(Excerpt from a dataset)
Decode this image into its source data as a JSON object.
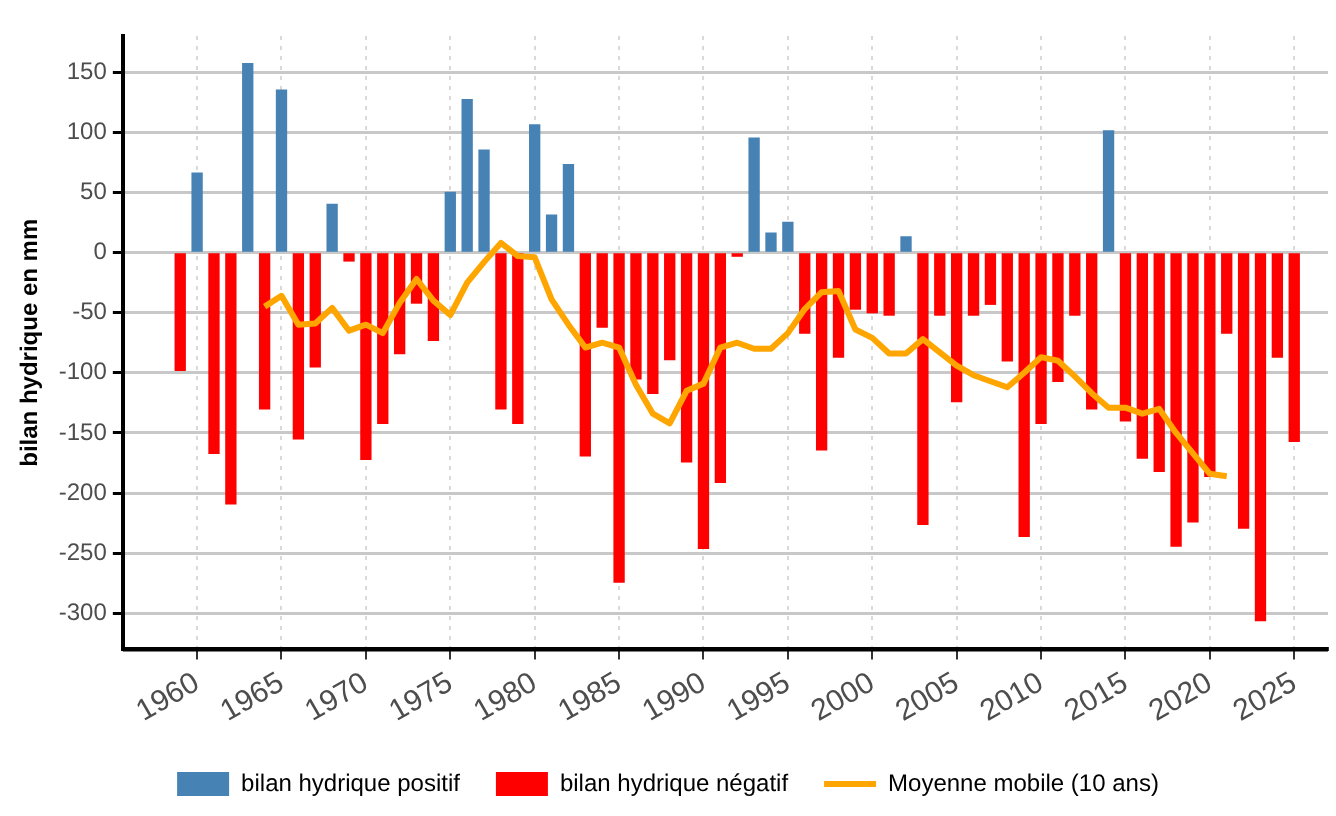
{
  "chart_data": {
    "type": "bar",
    "ylabel": "bilan hydrique en mm",
    "x": [
      1959,
      1960,
      1961,
      1962,
      1963,
      1964,
      1965,
      1966,
      1967,
      1968,
      1969,
      1970,
      1971,
      1972,
      1973,
      1974,
      1975,
      1976,
      1977,
      1978,
      1979,
      1980,
      1981,
      1982,
      1983,
      1984,
      1985,
      1986,
      1987,
      1988,
      1989,
      1990,
      1991,
      1992,
      1993,
      1994,
      1995,
      1996,
      1997,
      1998,
      1999,
      2000,
      2001,
      2002,
      2003,
      2004,
      2005,
      2006,
      2007,
      2008,
      2009,
      2010,
      2011,
      2012,
      2013,
      2014,
      2015,
      2016,
      2017,
      2018,
      2019,
      2020,
      2021,
      2022,
      2023,
      2024,
      2025
    ],
    "series": [
      {
        "name": "bilan hydrique positif",
        "color": "#4682b4",
        "values": [
          null,
          66,
          null,
          null,
          157,
          null,
          135,
          null,
          null,
          40,
          null,
          null,
          null,
          null,
          null,
          null,
          50,
          127,
          85,
          null,
          null,
          106,
          31,
          73,
          null,
          null,
          null,
          null,
          null,
          null,
          null,
          null,
          null,
          null,
          95,
          16,
          25,
          null,
          null,
          null,
          null,
          null,
          null,
          13,
          null,
          null,
          null,
          null,
          null,
          null,
          null,
          null,
          null,
          null,
          null,
          101,
          null,
          null,
          null,
          null,
          null,
          null,
          null,
          null,
          null,
          null,
          null
        ]
      },
      {
        "name": "bilan hydrique négatif",
        "color": "#ff0000",
        "values": [
          -98,
          null,
          -167,
          -209,
          null,
          -130,
          null,
          -155,
          -95,
          null,
          -7,
          -172,
          -142,
          -84,
          -42,
          -73,
          null,
          null,
          null,
          -130,
          -142,
          null,
          null,
          null,
          -169,
          -62,
          -274,
          -105,
          -117,
          -89,
          -174,
          -246,
          -191,
          -3,
          null,
          null,
          null,
          -67,
          -164,
          -87,
          -47,
          -50,
          -52,
          null,
          -226,
          -52,
          -124,
          -52,
          -43,
          -90,
          -236,
          -142,
          -107,
          -52,
          -130,
          null,
          -140,
          -171,
          -182,
          -244,
          -224,
          -186,
          -67,
          -229,
          -306,
          -87,
          -157
        ]
      },
      {
        "name": "Moyenne mobile (10 ans)",
        "type": "line",
        "color": "#ffa500",
        "x": [
          1964,
          1965,
          1966,
          1967,
          1968,
          1969,
          1970,
          1971,
          1972,
          1973,
          1974,
          1975,
          1976,
          1977,
          1978,
          1979,
          1980,
          1981,
          1982,
          1983,
          1984,
          1985,
          1986,
          1987,
          1988,
          1989,
          1990,
          1991,
          1992,
          1993,
          1994,
          1995,
          1996,
          1997,
          1998,
          1999,
          2000,
          2001,
          2002,
          2003,
          2004,
          2005,
          2006,
          2007,
          2008,
          2009,
          2010,
          2011,
          2012,
          2013,
          2014,
          2015,
          2016,
          2017,
          2018,
          2019,
          2020,
          2021
        ],
        "values": [
          -45,
          -36,
          -60,
          -59,
          -46,
          -65,
          -60,
          -67,
          -42,
          -22,
          -40,
          -52,
          -25,
          -8,
          8,
          -3,
          -4,
          -39,
          -60,
          -79,
          -75,
          -79,
          -110,
          -134,
          -142,
          -115,
          -109,
          -79,
          -75,
          -80,
          -80,
          -67,
          -47,
          -33,
          -32,
          -64,
          -71,
          -84,
          -84,
          -72,
          -83,
          -94,
          -102,
          -107,
          -112,
          -100,
          -87,
          -90,
          -103,
          -117,
          -129,
          -129,
          -134,
          -130,
          -150,
          -167,
          -184,
          -186
        ]
      }
    ],
    "xlim": [
      1955.6,
      2027
    ],
    "xticks": [
      1960,
      1965,
      1970,
      1975,
      1980,
      1985,
      1990,
      1995,
      2000,
      2005,
      2010,
      2015,
      2020,
      2025
    ],
    "ylim": [
      -330,
      180
    ],
    "yticks": [
      -300,
      -250,
      -200,
      -150,
      -100,
      -50,
      0,
      50,
      100,
      150
    ],
    "grid": true,
    "legend": "bottom",
    "marker": "none"
  }
}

> _What is expected_
Search the lines for the string "bilan" and copy every line that has it.

> _Answer to this problem_
    "ylabel": "bilan hydrique en mm",
        "name": "bilan hydrique positif",
        "name": "bilan hydrique négatif",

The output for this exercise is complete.